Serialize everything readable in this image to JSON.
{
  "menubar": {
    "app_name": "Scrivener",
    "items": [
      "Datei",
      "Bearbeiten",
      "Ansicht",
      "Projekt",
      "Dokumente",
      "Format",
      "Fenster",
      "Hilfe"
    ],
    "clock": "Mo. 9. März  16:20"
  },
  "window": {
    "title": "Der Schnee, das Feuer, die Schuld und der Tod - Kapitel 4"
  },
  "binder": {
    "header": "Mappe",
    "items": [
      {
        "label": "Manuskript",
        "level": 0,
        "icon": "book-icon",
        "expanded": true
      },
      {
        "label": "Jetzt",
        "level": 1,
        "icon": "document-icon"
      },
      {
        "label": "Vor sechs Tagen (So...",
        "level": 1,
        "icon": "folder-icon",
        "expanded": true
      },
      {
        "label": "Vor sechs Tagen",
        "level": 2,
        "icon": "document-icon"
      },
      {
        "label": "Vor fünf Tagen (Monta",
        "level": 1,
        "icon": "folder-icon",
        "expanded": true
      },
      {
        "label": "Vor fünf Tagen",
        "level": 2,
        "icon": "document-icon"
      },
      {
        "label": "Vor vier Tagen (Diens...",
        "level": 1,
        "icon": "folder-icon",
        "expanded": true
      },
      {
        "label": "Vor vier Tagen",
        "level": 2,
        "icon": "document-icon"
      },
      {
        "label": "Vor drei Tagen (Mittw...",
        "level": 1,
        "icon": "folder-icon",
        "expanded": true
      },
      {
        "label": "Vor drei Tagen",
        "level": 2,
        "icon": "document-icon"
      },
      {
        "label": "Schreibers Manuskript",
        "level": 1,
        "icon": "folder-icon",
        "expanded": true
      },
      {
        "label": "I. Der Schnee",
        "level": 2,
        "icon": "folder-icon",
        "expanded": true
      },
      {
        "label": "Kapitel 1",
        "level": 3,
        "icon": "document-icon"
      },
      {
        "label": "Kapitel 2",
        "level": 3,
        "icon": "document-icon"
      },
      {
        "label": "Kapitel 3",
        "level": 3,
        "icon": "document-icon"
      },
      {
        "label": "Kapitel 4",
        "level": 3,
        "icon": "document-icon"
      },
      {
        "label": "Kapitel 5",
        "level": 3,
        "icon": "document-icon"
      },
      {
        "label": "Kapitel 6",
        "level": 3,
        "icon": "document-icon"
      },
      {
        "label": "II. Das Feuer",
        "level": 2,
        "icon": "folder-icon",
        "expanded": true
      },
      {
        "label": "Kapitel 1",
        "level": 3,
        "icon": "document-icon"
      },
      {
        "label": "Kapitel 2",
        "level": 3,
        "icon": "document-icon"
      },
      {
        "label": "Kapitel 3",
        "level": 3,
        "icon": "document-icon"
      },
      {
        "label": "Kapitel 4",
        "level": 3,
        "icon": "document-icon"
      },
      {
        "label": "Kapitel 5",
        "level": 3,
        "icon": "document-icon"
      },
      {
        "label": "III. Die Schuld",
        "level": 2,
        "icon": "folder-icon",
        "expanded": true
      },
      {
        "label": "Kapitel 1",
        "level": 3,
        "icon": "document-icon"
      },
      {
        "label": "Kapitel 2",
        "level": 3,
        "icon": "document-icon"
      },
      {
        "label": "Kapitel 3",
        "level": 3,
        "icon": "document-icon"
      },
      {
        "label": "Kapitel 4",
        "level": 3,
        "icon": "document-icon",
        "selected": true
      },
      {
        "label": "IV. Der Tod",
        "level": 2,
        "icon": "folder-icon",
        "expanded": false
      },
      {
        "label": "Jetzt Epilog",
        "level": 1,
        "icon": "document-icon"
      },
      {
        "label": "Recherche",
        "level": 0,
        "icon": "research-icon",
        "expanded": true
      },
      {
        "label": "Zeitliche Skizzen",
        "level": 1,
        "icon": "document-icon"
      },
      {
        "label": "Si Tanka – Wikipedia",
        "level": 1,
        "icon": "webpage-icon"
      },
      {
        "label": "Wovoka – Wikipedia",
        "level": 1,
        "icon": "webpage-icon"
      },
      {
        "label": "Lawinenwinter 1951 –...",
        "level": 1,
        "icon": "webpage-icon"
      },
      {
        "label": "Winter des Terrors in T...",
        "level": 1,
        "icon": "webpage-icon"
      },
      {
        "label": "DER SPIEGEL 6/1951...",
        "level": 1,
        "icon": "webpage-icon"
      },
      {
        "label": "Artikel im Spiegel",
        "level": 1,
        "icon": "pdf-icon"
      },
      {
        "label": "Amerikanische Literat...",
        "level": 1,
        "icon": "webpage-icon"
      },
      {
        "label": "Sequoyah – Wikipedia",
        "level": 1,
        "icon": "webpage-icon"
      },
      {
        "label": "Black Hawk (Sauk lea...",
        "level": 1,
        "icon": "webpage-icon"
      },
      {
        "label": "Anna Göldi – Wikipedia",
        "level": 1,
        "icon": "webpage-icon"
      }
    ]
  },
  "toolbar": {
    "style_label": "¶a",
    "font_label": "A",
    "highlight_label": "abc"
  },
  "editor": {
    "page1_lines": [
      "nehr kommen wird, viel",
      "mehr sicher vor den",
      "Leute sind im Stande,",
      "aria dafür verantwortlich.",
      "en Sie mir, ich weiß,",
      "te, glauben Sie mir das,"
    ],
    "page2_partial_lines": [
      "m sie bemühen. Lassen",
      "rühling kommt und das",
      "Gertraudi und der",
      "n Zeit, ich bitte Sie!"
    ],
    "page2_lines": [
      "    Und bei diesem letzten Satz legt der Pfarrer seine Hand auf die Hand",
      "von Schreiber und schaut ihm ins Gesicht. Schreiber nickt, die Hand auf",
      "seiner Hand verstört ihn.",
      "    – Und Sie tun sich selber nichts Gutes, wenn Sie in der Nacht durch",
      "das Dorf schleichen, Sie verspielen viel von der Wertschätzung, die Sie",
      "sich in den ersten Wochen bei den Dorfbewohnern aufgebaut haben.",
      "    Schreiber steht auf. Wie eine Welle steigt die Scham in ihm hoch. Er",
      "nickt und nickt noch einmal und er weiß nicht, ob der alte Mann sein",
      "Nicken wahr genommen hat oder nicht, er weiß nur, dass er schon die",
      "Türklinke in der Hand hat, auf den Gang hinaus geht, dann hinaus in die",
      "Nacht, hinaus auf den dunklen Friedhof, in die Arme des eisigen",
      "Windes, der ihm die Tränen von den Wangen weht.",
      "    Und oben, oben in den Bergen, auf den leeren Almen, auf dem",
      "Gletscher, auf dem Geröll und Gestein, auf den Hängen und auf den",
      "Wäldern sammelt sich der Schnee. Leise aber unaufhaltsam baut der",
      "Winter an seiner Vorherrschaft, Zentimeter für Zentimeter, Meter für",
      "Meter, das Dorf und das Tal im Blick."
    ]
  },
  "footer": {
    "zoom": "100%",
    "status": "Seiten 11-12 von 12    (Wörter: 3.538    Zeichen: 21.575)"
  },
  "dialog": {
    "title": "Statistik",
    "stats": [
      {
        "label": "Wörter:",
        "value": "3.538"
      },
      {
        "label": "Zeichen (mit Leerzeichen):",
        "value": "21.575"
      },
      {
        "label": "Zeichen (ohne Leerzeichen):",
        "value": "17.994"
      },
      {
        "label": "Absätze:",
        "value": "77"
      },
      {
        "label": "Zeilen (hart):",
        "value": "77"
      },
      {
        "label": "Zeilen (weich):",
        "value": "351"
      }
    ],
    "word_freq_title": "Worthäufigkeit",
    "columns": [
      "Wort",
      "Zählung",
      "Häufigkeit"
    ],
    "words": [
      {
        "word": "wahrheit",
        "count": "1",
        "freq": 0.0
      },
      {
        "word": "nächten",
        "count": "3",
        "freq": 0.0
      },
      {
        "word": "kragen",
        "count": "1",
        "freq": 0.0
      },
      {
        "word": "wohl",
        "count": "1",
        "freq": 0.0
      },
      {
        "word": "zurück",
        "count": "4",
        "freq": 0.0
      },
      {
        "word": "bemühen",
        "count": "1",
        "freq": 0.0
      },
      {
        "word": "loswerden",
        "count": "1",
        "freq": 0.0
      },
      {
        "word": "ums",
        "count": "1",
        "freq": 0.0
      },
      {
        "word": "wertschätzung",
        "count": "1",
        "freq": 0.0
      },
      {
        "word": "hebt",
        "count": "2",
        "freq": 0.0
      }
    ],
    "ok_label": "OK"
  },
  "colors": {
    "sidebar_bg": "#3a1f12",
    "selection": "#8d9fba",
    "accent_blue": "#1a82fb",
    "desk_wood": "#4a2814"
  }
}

■ ■ ■ ■ ■

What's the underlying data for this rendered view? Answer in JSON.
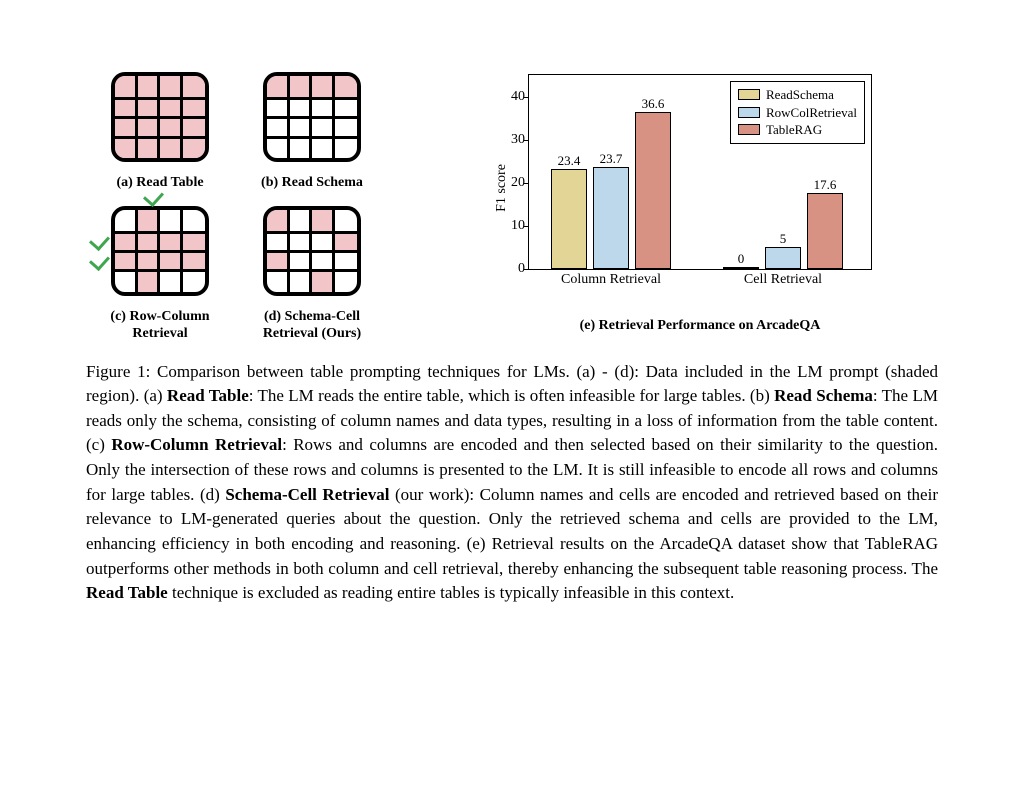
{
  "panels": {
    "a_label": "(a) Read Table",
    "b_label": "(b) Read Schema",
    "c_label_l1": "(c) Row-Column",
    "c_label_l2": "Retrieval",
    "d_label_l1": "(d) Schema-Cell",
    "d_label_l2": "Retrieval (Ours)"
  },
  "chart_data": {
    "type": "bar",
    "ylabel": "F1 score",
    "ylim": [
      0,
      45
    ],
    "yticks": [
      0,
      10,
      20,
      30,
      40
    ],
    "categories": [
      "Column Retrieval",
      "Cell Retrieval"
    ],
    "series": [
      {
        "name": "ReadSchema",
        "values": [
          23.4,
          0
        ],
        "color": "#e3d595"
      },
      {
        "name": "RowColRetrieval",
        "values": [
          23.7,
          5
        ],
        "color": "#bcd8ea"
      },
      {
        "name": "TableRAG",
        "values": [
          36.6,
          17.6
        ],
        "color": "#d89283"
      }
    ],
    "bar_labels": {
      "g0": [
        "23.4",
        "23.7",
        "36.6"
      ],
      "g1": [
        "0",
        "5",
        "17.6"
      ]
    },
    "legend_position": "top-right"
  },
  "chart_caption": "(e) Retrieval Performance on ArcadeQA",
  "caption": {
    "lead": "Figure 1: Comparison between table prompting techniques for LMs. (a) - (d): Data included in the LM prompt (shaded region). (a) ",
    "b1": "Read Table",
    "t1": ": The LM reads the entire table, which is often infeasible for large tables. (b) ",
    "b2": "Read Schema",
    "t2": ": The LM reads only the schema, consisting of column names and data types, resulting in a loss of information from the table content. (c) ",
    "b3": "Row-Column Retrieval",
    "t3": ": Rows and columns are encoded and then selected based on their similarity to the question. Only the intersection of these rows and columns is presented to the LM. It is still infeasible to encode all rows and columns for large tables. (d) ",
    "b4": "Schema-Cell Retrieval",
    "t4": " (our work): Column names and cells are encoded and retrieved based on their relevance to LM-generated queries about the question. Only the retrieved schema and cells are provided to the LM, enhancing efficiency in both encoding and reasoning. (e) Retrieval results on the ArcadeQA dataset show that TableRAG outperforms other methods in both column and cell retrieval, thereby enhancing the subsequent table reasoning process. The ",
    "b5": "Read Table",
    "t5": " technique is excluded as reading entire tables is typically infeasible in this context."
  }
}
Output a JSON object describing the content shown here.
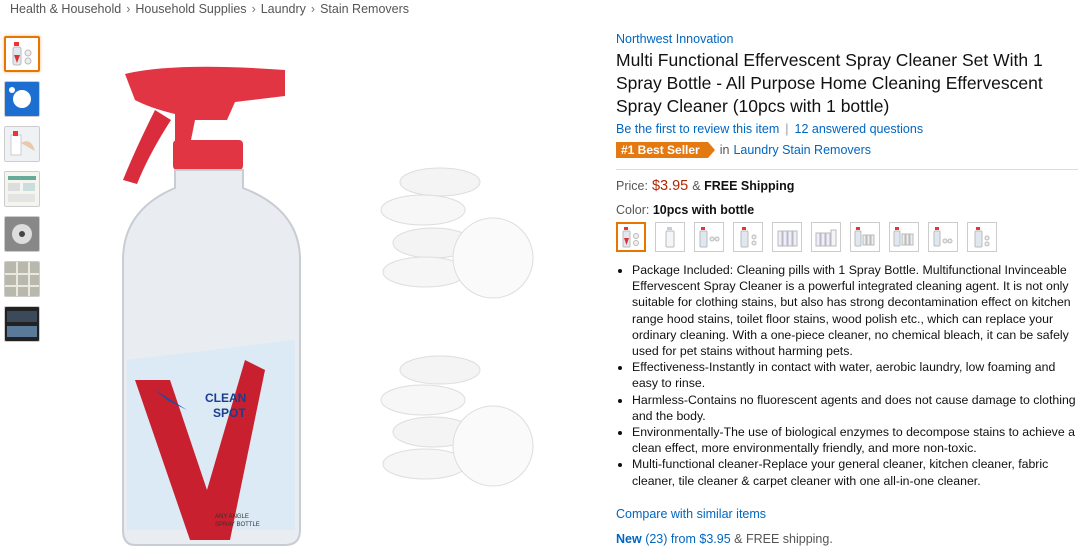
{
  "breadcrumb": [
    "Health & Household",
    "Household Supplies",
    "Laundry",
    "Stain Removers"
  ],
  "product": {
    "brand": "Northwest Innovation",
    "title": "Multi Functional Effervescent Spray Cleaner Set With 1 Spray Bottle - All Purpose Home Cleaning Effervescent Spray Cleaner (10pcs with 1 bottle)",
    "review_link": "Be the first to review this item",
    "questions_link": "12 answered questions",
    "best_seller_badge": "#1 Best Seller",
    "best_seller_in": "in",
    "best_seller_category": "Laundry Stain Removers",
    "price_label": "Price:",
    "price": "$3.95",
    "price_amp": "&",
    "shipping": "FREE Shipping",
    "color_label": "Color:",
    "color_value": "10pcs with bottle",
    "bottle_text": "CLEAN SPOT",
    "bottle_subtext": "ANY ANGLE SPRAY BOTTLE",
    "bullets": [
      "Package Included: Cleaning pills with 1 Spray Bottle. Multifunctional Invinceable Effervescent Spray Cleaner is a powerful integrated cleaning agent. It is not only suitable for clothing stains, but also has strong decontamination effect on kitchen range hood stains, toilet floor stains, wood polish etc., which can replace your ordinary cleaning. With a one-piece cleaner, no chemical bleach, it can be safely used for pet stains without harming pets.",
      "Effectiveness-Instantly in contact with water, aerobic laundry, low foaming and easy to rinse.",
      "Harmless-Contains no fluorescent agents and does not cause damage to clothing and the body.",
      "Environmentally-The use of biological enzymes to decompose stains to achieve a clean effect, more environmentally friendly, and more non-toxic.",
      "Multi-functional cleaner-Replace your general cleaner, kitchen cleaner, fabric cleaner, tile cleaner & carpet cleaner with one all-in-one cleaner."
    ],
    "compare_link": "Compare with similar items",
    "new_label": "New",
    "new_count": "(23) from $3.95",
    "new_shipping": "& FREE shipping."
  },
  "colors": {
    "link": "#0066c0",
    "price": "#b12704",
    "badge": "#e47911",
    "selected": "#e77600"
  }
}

■ ■ ■ ■ ■

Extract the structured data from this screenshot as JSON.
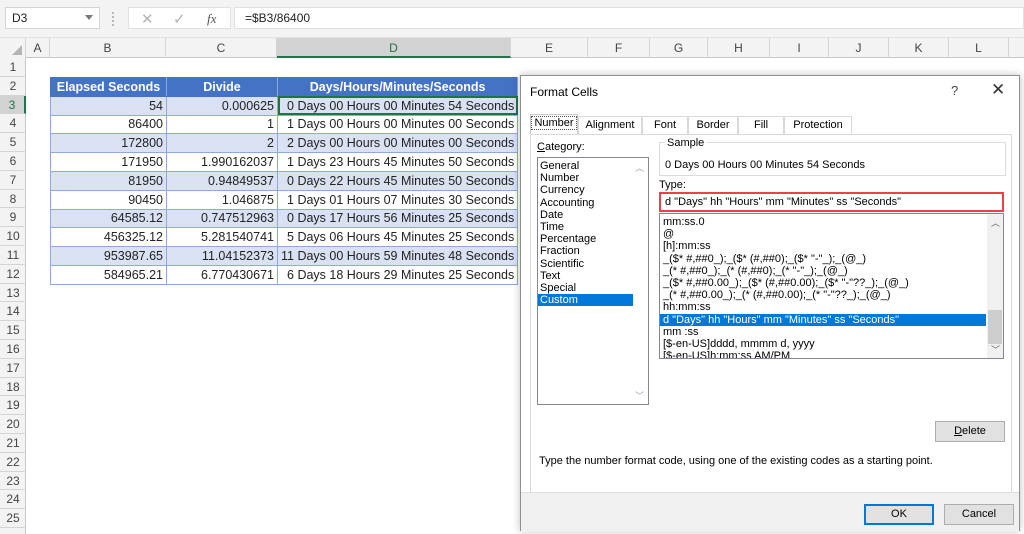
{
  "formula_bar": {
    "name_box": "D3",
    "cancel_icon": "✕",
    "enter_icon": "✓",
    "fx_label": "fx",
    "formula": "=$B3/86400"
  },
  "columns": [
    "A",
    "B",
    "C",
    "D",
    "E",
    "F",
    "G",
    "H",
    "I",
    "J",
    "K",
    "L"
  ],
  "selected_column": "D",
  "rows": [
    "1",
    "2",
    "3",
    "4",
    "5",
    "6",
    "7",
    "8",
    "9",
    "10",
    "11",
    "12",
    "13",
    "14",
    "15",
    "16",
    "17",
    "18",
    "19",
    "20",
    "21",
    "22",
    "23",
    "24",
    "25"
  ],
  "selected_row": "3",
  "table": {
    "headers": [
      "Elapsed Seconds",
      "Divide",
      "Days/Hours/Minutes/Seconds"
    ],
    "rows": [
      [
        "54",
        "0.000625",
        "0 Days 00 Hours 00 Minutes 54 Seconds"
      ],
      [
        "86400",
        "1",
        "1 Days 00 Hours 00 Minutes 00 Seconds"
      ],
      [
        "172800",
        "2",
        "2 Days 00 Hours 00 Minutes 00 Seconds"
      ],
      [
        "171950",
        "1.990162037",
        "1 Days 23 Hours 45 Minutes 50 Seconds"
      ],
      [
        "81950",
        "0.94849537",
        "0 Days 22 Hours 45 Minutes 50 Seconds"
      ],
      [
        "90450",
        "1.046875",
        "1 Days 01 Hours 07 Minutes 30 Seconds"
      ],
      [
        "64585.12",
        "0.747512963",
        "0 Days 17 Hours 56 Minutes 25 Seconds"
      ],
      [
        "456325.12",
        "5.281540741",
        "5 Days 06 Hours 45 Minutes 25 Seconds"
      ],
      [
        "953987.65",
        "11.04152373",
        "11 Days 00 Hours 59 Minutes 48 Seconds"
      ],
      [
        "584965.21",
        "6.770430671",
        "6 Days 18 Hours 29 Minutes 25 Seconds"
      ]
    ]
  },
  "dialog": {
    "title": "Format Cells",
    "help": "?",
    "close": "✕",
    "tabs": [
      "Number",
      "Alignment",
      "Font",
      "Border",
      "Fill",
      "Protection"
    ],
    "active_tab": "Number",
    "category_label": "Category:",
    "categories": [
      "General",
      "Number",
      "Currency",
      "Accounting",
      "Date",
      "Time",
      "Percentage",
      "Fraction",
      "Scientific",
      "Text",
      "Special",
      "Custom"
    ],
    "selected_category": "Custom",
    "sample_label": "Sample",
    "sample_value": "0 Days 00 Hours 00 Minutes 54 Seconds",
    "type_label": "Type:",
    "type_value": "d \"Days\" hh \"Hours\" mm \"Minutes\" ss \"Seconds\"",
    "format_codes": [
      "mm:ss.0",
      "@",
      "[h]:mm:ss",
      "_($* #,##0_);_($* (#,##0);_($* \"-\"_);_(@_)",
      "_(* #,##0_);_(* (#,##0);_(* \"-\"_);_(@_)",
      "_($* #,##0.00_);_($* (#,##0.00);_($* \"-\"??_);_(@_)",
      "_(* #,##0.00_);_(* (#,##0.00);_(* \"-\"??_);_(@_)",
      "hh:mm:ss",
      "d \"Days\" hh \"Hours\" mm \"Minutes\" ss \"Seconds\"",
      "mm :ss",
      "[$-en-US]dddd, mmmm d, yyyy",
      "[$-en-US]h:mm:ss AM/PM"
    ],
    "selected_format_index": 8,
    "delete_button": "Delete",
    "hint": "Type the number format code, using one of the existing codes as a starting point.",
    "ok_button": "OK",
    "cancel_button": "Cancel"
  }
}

■ ■ ■ ■ ■

__What you have to do__: Which lines above contain the word "Zeichen"? List them.

__Task response__:
    "status": "Seiten 11-12 von 12    (Wörter: 3.538    Zeichen: 21.575)"
        "label": "Zeichen (mit Leerzeichen):",
        "label": "Zeichen (ohne Leerzeichen):",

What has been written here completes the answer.